■ Objective
Pick out all lines of the entries that include the word "this" and copy them.

■ Records shown
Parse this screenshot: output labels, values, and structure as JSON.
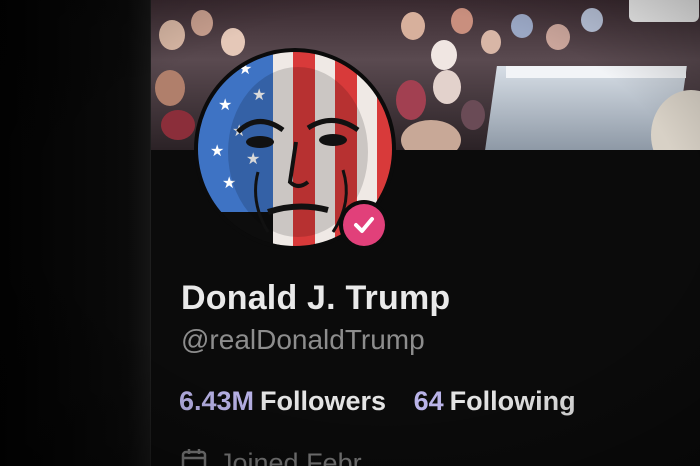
{
  "profile": {
    "display_name": "Donald J. Trump",
    "handle": "@realDonaldTrump",
    "verified_icon": "verified-check-icon",
    "badge_color": "#e1407a",
    "joined_text": "Joined Febr"
  },
  "stats": [
    {
      "key": "followers",
      "value": "6.43M",
      "label": "Followers"
    },
    {
      "key": "following",
      "value": "64",
      "label": "Following"
    }
  ],
  "colors": {
    "stat_number": "#b9b3e8",
    "name_text": "#e9e9e9",
    "handle_text": "#8d8d8d"
  },
  "icons": {
    "calendar": "calendar-icon"
  }
}
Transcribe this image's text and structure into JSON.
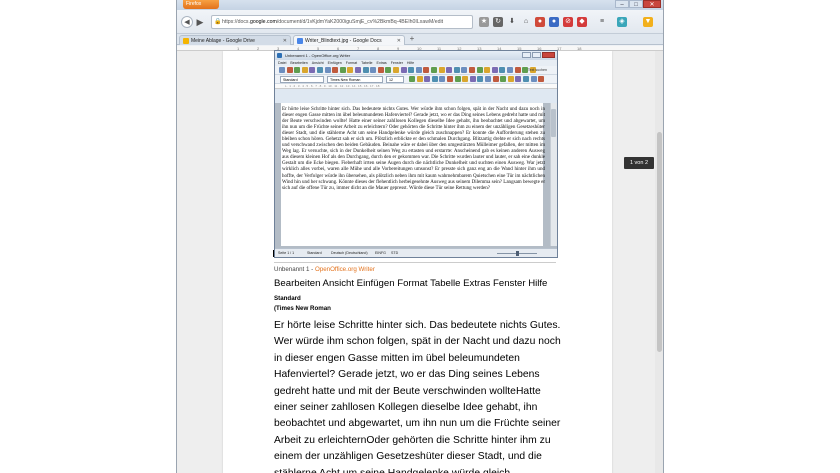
{
  "browser": {
    "app_button": "Firefox",
    "url_prefix": "https://docs.",
    "url_host": "google.com",
    "url_rest": "/document/d/1vKjdmYaK2000iguSmjE_cv%2BkmBq-4BEIh0ILxawM/edit",
    "tabs": [
      {
        "label": "Meine Ablage - Google Drive"
      },
      {
        "label": "Writer_Blindtext.jpg - Google Docs"
      }
    ],
    "ruler_numbers": [
      "1",
      "2",
      "3",
      "4",
      "5",
      "6",
      "7",
      "8",
      "9",
      "10",
      "11",
      "12",
      "13",
      "14",
      "15",
      "16",
      "17",
      "18"
    ],
    "page_indicator": "1 von 2"
  },
  "oo_window": {
    "title": "Unbenannt 1 - OpenOffice.org Writer",
    "menu": [
      "Datei",
      "Bearbeiten",
      "Ansicht",
      "Einfügen",
      "Format",
      "Tabelle",
      "Extras",
      "Fenster",
      "Hilfe"
    ],
    "style": "Standard",
    "font": "Times New Roman",
    "size": "12",
    "search_label": "Text suchen",
    "ruler": "L · 1 · 2 · 3 · 4 · 5 · 6 · 7 · 8 · 9 · 10 · 11 · 12 · 13 · 14 · 15 · 16 · 17 · 18",
    "text": "Er hörte leise Schritte hinter sich. Das bedeutete nichts Gutes. Wer würde ihm schon folgen, spät in der Nacht und dazu noch in dieser engen Gasse mitten im übel beleumundeten Hafenviertel? Gerade jetzt, wo er das Ding seines Lebens gedreht hatte und mit der Beute verschwinden wollte! Hatte einer seiner zahllosen Kollegen dieselbe Idee gehabt, ihn beobachtet und abgewartet, um ihn nun um die Früchte seiner Arbeit zu erleichtern? Oder gehörten die Schritte hinter ihm zu einem der unzähligen Gesetzeshüter dieser Stadt, und die stählerne Acht um seine Handgelenke würde gleich zuschnappen? Er konnte die Aufforderung stehen zu bleiben schon hören. Gehetzt sah er sich um. Plötzlich erblickte er den schmalen Durchgang. Blitzartig drehte er sich nach rechts und verschwand zwischen den beiden Gebäuden. Beinahe wäre er dabei über den umgestürzten Mülleimer gefallen, der mitten im Weg lag. Er versuchte, sich in der Dunkelheit seinen Weg zu ertasten und erstarrte: Anscheinend gab es keinen anderen Ausweg aus diesem kleinen Hof als den Durchgang, durch den er gekommen war. Die Schritte wurden lauter und lauter, er sah eine dunkle Gestalt um die Ecke biegen. Fieberhaft irrten seine Augen durch die nächtliche Dunkelheit und suchten einen Ausweg. War jetzt wirklich alles vorbei, waren alle Mühe und alle Vorbereitungen umsonst? Er presste sich ganz eng an die Wand hinter ihm und hoffte, der Verfolger würde ihn übersehen, als plötzlich neben ihm mit kaum wahrnehmbarem Quietschen eine Tür im nächtlichen Wind hin und her schwang. Könnte dieses der flehentlich herbeigesehnte Ausweg aus seinem Dilemma sein? Langsam bewegte er sich auf die offene Tür zu, immer dicht an die Mauer gepresst. Würde diese Tür seine Rettung werden?",
    "status": {
      "page": "Seite 1 / 1",
      "style": "Standard",
      "lang": "Deutsch (Deutschland)",
      "mode": "EINFG",
      "sel": "STD"
    }
  },
  "ocr": {
    "heading_prefix": "Unbenannt 1 - ",
    "heading_app": "OpenOffice.org Writer",
    "menu": "Bearbeiten Ansicht Einfügen Format Tabelle Extras Fenster Hilfe",
    "style": "Standard",
    "font": "(Times New Roman",
    "body": "Er hörte leise Schritte hinter sich. Das bedeutete nichts Gutes. Wer würde ihm schon folgen, spät in der Nacht und dazu noch in dieser engen Gasse mitten im übel beleumundeten Hafenviertel? Gerade jetzt, wo er das Ding seines Lebens gedreht hatte und mit der Beute verschwinden wollteHatte einer seiner zahllosen Kollegen dieselbe Idee gehabt, ihn beobachtet und abgewartet, um ihn nun um die Früchte seiner Arbeit zu erleichternOder gehörten die Schritte hinter ihm zu einem der unzähligen Gesetzeshüter dieser Stadt, und die stählerne Acht um seine Handgelenke würde gleich"
  },
  "colors": {
    "firefox_orange": "#e2711b",
    "openoffice_orange": "#e3721c",
    "google_docs_blue": "#4a86e8"
  }
}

■ Exercise solution
Parse this screenshot: output labels, values, and structure as JSON.
Transcribe this image's text and structure into JSON.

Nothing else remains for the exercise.